Go through the entries below and pick out every line with "Вітаємо".

| Input records |
--------------------------------

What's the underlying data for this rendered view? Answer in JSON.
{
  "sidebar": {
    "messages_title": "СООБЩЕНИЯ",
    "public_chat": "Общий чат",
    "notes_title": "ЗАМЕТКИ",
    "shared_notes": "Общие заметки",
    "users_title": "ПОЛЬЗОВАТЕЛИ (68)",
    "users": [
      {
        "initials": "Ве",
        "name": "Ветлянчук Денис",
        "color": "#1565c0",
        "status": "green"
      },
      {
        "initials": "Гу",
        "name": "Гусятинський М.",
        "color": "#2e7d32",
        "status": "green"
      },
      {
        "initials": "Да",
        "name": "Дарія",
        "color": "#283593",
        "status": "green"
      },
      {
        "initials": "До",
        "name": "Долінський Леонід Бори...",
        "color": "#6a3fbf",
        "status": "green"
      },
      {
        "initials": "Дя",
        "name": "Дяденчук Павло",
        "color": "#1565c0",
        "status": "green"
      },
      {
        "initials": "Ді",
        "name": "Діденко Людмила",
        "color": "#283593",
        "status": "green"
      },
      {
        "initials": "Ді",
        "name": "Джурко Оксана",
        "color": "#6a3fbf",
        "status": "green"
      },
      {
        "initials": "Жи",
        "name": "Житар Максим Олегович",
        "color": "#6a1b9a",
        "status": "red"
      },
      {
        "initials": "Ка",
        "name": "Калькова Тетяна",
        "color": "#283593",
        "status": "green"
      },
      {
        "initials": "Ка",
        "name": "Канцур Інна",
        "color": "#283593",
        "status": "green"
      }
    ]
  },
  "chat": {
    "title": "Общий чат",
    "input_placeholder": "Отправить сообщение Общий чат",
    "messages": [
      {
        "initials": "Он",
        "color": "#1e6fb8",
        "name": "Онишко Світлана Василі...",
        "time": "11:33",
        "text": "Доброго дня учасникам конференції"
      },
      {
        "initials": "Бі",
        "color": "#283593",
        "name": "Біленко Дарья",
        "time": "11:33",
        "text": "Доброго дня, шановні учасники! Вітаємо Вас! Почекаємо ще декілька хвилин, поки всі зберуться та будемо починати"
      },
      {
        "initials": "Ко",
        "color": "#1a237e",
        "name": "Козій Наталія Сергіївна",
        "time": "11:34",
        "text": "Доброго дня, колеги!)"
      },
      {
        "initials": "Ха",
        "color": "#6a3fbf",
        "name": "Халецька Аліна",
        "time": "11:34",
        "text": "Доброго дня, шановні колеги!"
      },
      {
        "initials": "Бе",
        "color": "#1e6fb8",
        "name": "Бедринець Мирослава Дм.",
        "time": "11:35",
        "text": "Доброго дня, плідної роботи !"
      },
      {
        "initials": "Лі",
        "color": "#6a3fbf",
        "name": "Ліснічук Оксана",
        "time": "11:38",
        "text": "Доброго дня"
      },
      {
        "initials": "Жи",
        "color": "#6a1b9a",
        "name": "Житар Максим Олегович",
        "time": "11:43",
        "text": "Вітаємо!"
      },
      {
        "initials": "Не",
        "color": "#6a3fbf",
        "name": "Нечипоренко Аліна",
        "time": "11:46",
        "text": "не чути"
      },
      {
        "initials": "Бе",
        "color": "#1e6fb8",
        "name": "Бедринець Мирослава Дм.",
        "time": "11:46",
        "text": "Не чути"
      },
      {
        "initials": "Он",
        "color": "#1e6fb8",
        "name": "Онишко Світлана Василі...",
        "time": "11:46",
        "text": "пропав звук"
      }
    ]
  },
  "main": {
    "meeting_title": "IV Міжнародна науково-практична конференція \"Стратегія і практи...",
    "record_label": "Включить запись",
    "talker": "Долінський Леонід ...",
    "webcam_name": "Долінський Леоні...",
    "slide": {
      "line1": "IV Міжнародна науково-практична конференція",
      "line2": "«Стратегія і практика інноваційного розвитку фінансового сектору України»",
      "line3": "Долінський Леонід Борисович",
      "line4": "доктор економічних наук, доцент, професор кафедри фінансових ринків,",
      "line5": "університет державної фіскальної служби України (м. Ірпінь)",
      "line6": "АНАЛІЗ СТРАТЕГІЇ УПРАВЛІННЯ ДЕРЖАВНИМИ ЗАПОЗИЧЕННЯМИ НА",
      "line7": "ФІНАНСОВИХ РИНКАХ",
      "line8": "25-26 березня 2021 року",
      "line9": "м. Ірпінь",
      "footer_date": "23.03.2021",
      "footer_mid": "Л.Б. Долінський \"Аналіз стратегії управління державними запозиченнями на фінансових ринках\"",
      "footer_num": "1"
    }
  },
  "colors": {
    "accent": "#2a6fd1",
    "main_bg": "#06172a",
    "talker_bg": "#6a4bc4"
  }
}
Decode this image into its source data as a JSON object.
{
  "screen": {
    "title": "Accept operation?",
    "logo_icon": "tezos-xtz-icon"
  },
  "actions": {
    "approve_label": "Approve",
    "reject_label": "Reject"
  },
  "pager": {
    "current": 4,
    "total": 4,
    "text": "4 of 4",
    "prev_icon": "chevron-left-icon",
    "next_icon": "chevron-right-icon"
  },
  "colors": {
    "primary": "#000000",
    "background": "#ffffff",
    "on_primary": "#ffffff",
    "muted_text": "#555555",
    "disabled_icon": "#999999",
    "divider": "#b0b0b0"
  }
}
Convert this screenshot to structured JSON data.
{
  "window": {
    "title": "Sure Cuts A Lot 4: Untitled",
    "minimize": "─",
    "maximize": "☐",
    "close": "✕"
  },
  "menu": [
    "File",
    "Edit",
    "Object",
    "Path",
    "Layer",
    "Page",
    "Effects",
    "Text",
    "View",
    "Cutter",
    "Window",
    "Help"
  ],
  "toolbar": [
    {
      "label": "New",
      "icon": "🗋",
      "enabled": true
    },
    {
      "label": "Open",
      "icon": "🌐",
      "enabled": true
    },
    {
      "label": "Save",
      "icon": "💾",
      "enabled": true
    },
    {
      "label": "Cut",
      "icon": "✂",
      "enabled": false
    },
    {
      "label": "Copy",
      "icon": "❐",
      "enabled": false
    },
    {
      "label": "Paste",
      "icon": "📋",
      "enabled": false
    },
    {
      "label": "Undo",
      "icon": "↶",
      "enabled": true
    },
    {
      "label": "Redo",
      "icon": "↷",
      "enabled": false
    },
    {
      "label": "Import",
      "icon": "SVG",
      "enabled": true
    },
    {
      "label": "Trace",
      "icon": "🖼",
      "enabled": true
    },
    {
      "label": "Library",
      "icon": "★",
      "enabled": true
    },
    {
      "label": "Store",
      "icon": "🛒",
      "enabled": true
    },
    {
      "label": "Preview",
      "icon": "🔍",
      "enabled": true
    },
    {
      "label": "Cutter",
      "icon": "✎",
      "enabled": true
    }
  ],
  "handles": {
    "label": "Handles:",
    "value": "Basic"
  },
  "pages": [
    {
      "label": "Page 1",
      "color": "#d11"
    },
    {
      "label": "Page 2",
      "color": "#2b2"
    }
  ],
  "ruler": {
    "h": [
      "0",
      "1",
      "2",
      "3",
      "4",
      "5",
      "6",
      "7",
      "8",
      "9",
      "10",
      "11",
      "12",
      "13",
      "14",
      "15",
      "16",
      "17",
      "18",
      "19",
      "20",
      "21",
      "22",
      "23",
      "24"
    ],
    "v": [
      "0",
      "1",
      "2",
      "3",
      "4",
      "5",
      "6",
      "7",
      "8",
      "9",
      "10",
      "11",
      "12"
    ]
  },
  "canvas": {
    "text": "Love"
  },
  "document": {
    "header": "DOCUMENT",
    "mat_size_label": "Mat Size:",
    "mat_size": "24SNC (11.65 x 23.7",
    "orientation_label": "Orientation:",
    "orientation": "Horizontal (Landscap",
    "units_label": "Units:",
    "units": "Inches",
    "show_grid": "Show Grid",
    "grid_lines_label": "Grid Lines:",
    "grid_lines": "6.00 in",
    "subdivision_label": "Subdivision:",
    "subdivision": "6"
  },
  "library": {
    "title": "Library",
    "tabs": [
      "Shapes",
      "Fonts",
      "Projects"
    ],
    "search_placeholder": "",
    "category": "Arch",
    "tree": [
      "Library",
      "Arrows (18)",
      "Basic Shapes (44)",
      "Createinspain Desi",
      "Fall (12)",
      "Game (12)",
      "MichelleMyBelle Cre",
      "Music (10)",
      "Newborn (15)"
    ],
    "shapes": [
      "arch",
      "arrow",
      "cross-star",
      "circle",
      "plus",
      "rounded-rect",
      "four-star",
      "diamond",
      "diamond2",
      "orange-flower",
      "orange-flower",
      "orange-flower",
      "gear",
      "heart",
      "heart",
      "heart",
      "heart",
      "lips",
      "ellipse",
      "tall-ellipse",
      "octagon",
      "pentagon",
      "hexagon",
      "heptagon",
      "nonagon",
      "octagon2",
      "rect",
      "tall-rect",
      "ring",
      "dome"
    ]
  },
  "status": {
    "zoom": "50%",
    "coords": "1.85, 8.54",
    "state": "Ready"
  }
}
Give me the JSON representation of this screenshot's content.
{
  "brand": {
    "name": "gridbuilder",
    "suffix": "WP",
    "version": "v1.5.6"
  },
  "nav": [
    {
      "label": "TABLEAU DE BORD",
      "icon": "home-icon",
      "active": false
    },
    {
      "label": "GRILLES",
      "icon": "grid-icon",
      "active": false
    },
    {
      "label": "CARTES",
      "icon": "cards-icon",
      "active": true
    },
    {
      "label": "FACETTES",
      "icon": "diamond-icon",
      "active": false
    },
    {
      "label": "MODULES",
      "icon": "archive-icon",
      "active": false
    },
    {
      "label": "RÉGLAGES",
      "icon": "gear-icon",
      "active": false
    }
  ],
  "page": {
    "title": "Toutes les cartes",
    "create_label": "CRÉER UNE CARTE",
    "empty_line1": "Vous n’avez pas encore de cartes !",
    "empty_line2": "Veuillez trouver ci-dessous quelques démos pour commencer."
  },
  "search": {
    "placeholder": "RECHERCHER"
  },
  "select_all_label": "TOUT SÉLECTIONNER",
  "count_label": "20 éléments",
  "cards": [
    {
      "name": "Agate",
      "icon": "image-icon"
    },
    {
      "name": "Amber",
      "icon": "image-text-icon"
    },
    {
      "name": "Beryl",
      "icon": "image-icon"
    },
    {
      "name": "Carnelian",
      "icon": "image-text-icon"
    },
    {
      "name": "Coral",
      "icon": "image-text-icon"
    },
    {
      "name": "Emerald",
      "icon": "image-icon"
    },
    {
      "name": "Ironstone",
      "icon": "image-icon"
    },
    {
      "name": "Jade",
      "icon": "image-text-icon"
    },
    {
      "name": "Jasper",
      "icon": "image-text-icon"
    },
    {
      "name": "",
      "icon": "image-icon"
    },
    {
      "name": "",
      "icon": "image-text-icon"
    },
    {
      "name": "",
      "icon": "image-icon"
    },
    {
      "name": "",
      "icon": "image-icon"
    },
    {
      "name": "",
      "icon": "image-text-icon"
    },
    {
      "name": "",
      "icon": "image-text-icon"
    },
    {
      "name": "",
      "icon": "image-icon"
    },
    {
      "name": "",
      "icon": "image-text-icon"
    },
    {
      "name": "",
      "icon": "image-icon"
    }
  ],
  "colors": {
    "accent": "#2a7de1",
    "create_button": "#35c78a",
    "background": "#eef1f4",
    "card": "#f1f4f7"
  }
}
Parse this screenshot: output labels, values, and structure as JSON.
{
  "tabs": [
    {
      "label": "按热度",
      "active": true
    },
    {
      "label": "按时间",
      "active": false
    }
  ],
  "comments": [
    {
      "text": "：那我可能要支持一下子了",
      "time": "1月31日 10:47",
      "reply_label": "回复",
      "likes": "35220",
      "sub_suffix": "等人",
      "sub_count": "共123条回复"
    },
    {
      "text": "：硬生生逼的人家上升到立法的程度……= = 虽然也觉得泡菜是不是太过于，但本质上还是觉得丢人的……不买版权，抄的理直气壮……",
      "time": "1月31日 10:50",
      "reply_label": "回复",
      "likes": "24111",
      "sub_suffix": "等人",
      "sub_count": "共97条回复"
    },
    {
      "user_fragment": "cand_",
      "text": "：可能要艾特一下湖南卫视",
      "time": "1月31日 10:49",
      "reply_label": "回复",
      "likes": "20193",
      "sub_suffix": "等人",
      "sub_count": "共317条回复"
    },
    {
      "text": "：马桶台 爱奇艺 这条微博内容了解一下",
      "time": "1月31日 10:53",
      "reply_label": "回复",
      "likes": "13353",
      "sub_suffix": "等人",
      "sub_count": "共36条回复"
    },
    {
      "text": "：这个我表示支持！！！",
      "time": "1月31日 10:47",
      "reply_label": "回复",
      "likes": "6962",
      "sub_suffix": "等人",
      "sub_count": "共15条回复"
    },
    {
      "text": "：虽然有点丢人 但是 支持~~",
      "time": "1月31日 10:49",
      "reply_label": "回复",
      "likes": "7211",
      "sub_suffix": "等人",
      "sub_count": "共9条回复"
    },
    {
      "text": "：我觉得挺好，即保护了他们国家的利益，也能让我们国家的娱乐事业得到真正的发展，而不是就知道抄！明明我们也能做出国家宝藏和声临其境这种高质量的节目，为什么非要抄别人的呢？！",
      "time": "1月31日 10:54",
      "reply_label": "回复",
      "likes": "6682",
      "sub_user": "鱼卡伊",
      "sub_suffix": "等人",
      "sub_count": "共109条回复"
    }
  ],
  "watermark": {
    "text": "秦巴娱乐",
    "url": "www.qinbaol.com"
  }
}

--------------------------------

| Final answer |
        "text": "Доброго дня, шановні учасники! Вітаємо Вас! Почекаємо ще декілька хвилин, поки всі зберуться та будемо починати"
        "text": "Вітаємо!"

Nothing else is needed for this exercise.